Task data:
┌──

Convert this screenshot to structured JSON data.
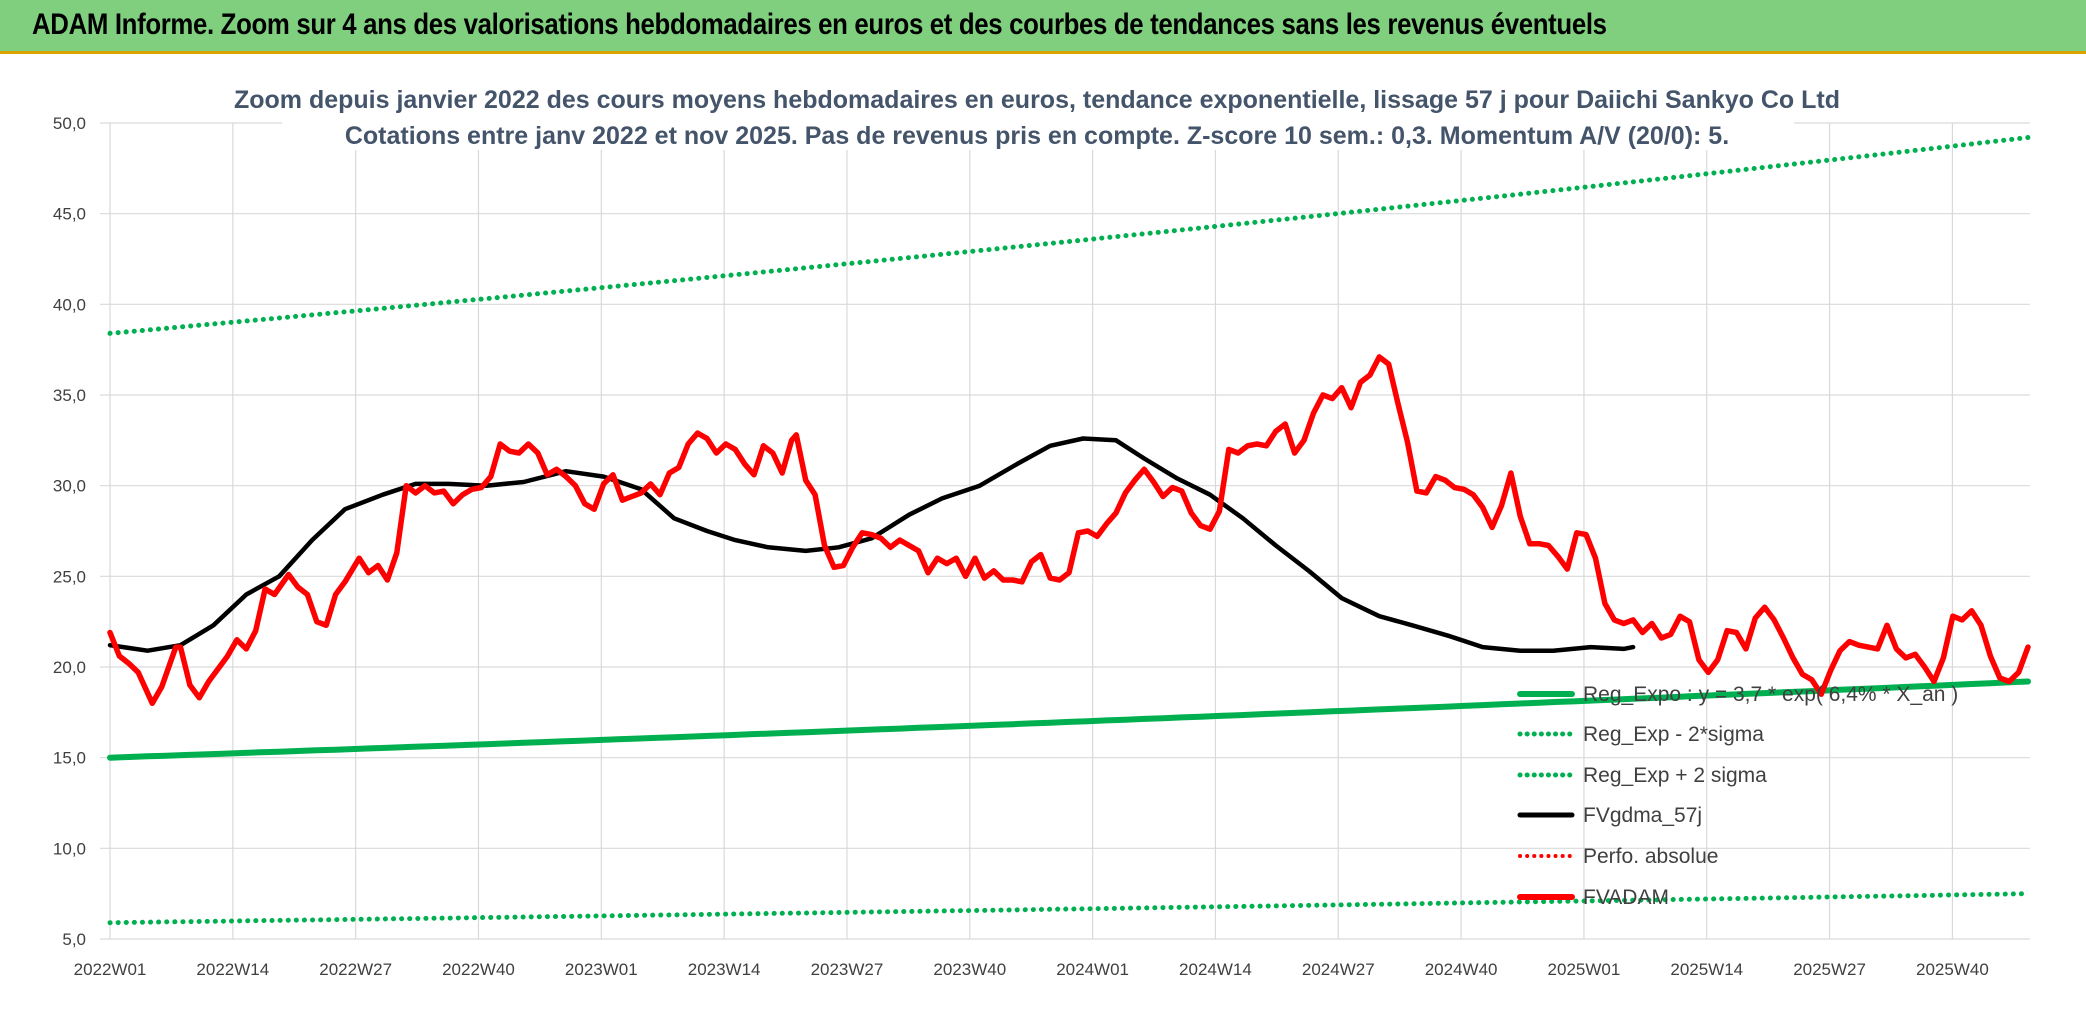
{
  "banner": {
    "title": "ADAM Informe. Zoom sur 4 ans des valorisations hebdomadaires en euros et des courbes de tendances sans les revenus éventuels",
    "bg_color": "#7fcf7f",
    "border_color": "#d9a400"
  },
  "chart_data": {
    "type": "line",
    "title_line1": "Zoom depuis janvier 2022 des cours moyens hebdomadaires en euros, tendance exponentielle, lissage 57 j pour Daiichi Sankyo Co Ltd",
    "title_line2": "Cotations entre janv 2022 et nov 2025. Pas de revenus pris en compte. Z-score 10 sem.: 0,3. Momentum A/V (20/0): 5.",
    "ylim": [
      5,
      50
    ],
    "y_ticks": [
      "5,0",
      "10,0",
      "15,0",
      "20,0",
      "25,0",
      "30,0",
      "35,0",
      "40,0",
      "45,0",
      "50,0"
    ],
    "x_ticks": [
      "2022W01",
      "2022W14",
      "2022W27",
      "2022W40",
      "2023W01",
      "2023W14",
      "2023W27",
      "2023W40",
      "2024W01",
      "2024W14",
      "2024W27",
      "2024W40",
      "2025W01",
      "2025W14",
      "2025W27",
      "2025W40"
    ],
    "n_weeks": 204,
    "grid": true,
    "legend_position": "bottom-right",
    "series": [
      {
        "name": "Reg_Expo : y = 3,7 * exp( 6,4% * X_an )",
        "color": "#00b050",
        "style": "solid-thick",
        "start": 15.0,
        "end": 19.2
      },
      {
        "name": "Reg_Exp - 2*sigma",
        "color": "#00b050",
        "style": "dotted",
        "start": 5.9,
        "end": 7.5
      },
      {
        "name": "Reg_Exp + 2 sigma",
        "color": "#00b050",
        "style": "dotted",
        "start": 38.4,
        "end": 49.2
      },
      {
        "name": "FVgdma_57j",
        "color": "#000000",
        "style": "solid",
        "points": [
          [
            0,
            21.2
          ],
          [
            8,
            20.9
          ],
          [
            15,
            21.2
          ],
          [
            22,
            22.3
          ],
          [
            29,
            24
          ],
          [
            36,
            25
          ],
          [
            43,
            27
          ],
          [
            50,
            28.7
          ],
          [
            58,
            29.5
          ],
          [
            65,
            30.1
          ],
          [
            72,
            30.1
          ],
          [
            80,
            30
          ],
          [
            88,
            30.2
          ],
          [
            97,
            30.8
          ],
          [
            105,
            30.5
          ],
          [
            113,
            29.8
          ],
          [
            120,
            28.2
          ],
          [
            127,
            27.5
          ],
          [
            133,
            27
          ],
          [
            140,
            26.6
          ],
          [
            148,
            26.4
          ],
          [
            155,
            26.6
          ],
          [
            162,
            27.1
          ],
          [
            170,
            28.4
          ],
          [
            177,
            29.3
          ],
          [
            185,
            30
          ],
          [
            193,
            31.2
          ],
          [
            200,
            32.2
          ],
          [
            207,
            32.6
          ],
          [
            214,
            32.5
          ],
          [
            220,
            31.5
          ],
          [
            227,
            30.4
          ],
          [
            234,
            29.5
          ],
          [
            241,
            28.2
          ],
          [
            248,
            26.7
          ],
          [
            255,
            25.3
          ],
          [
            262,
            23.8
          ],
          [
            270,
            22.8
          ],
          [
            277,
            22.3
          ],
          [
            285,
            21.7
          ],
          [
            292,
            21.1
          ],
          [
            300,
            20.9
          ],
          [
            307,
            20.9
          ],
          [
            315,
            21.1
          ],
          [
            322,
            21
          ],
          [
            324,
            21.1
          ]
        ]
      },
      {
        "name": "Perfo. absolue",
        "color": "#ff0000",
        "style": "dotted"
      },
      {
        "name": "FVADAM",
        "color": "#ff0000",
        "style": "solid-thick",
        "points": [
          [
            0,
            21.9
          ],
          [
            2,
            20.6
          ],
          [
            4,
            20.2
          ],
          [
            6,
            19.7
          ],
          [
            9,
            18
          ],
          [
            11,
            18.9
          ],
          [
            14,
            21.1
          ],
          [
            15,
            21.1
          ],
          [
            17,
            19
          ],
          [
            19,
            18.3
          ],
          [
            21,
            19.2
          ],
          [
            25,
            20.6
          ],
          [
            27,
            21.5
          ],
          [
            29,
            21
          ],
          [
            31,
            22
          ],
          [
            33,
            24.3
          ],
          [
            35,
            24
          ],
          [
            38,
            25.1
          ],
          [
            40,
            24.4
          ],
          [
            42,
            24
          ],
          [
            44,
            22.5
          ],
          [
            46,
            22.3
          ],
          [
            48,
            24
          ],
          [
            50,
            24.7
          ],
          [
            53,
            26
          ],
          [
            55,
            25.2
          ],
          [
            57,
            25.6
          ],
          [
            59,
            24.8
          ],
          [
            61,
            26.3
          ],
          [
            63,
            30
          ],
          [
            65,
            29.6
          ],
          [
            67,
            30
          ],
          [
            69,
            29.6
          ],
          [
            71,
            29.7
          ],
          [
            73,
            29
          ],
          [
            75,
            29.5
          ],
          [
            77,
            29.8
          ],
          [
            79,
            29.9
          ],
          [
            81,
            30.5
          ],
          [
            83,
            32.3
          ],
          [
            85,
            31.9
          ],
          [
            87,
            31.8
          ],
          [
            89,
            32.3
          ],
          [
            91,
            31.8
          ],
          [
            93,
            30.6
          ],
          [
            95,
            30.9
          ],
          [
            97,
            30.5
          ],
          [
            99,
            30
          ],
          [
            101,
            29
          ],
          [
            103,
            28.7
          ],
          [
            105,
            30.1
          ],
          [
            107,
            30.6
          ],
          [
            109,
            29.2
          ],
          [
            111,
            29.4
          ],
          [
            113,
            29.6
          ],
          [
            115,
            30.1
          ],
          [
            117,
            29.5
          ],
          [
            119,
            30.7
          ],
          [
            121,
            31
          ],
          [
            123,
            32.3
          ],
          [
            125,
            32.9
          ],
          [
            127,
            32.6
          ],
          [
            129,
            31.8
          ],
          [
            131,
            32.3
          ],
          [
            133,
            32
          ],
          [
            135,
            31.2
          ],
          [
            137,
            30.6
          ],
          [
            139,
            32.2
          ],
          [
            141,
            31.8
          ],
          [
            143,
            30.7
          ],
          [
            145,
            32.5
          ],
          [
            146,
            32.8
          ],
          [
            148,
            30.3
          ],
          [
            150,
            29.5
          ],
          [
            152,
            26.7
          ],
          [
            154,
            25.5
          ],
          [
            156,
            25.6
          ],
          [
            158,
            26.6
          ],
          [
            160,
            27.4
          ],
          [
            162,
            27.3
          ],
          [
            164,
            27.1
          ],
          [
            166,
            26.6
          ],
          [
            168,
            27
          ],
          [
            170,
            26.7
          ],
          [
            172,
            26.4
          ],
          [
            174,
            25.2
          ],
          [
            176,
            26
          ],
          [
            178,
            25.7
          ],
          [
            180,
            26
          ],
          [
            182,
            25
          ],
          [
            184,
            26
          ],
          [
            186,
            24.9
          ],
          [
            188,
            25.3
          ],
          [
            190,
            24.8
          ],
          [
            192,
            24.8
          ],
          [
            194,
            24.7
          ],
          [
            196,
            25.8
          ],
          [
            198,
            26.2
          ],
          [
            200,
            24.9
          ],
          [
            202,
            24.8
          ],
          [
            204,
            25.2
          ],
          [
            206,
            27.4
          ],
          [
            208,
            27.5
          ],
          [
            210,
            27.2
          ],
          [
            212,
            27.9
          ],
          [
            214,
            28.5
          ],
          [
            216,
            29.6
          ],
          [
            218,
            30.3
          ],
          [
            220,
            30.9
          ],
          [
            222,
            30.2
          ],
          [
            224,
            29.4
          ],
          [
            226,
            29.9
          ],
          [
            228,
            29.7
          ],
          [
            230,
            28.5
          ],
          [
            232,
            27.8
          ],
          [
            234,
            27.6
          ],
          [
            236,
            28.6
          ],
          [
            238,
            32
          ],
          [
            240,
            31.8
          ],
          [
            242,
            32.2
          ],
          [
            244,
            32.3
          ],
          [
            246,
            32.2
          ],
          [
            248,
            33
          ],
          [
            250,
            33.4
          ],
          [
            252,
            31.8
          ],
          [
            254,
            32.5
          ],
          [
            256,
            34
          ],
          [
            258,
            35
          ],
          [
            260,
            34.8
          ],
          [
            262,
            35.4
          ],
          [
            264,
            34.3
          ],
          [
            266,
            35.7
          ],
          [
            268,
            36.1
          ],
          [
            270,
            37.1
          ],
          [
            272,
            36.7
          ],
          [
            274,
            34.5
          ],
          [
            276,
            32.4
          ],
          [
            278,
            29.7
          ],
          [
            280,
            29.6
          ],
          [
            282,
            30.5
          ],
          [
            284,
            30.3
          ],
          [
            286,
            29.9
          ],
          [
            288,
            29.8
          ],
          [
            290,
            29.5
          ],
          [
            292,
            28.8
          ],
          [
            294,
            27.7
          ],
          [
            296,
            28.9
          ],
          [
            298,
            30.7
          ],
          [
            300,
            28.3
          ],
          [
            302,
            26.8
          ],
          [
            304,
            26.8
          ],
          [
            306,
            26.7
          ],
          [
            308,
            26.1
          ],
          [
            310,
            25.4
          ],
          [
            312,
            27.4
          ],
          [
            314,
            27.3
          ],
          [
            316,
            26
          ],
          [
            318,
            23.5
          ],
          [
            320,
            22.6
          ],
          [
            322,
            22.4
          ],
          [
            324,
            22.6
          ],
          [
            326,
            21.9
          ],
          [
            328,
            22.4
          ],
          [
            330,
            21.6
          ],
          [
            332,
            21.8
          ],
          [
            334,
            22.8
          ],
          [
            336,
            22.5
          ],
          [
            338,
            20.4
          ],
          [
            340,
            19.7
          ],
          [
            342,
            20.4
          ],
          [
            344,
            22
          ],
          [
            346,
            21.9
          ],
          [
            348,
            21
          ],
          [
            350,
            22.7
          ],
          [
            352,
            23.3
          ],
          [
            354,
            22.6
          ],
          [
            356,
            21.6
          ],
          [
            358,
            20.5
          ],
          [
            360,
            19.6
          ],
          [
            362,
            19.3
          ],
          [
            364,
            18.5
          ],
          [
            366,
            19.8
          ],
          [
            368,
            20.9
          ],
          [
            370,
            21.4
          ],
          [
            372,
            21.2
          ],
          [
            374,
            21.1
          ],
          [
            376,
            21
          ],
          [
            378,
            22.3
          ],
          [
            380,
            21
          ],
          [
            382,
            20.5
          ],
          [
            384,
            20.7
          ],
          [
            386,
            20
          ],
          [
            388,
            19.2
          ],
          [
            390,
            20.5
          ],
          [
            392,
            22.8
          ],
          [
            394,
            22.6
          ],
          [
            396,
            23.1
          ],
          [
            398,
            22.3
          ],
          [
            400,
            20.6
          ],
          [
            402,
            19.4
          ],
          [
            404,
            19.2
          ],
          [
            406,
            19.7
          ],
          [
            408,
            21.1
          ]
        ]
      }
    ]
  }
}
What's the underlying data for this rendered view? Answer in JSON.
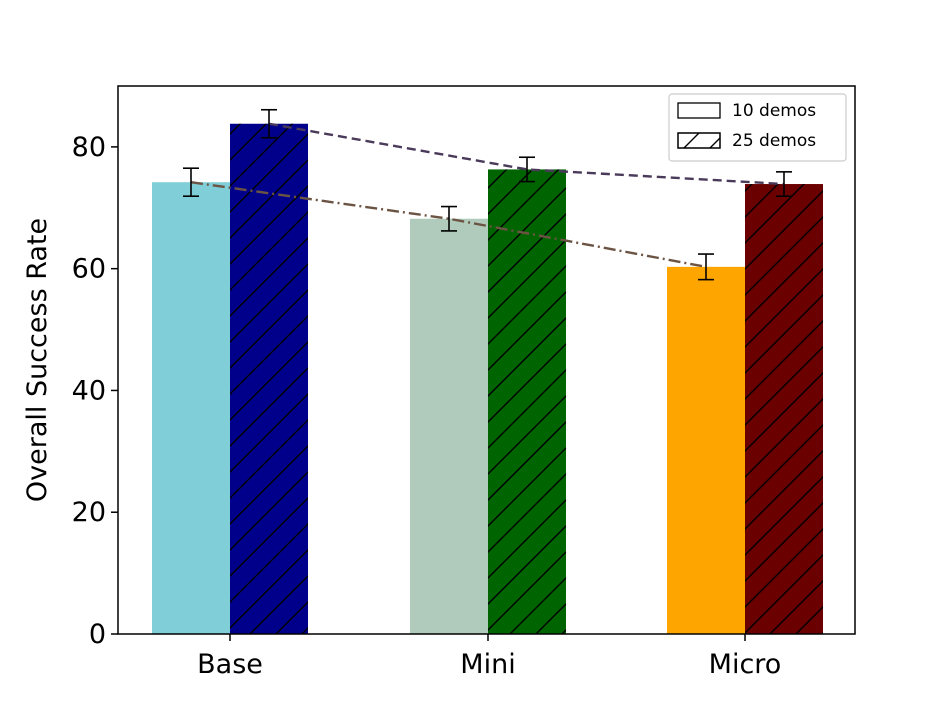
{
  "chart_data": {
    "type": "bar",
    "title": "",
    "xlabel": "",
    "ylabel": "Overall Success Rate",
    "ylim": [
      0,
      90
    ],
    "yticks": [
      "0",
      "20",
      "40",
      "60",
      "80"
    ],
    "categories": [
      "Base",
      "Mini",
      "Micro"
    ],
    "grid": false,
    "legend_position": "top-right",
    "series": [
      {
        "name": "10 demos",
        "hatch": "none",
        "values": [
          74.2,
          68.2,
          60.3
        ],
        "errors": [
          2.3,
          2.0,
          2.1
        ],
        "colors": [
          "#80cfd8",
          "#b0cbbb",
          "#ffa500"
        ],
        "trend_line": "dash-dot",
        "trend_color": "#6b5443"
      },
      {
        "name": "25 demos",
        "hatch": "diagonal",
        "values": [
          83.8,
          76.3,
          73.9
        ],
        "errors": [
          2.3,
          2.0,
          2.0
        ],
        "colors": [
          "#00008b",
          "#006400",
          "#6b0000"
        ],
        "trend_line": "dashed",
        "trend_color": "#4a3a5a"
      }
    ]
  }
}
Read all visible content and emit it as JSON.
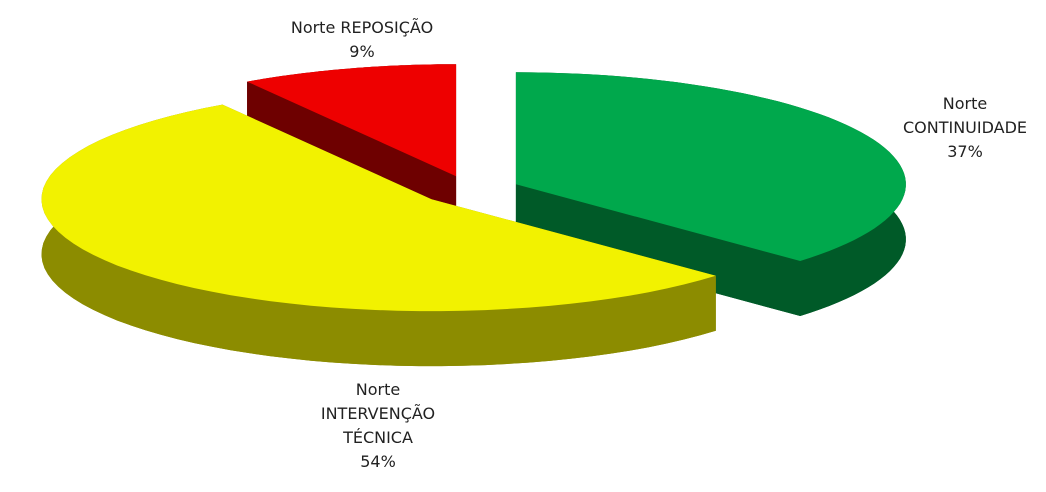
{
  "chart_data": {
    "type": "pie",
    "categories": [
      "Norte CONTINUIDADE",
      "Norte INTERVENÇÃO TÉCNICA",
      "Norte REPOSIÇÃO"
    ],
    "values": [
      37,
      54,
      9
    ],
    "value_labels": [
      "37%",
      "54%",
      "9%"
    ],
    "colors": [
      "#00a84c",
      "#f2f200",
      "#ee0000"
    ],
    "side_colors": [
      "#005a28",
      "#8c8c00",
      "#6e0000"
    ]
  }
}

└──

Each line that contains the word "revenus" counts toward the total; give only that total.

2